— START MATERIAL FOR THIS EXERCISE —

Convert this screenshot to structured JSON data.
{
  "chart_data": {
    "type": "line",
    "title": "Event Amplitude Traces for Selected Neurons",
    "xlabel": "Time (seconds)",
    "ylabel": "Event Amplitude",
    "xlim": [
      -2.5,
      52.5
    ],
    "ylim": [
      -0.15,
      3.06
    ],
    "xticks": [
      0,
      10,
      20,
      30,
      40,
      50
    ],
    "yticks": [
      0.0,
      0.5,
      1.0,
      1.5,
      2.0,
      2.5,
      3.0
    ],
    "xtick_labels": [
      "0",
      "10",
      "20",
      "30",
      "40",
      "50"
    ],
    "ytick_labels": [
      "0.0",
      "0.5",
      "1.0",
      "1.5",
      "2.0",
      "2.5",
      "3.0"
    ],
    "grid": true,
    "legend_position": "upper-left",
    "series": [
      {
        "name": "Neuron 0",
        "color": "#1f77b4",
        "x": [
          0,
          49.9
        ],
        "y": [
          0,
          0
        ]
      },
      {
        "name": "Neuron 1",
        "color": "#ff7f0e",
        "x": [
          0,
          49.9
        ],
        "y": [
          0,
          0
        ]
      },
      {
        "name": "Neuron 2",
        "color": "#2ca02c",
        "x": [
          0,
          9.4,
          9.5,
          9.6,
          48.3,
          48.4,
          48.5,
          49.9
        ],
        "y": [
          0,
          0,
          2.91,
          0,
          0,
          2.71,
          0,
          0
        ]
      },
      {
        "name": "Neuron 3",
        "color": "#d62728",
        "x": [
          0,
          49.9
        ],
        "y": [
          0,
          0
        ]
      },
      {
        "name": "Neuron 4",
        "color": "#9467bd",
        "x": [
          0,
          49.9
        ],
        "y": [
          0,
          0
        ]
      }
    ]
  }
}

— END MATERIAL FOR THIS EXERCISE —

(WHAT IS ASKED): Every line above that contains the word "name" should be reported.

(RESULT OF THE TASK):
        "name": "Neuron 0",
        "name": "Neuron 1",
        "name": "Neuron 2",
        "name": "Neuron 3",
        "name": "Neuron 4",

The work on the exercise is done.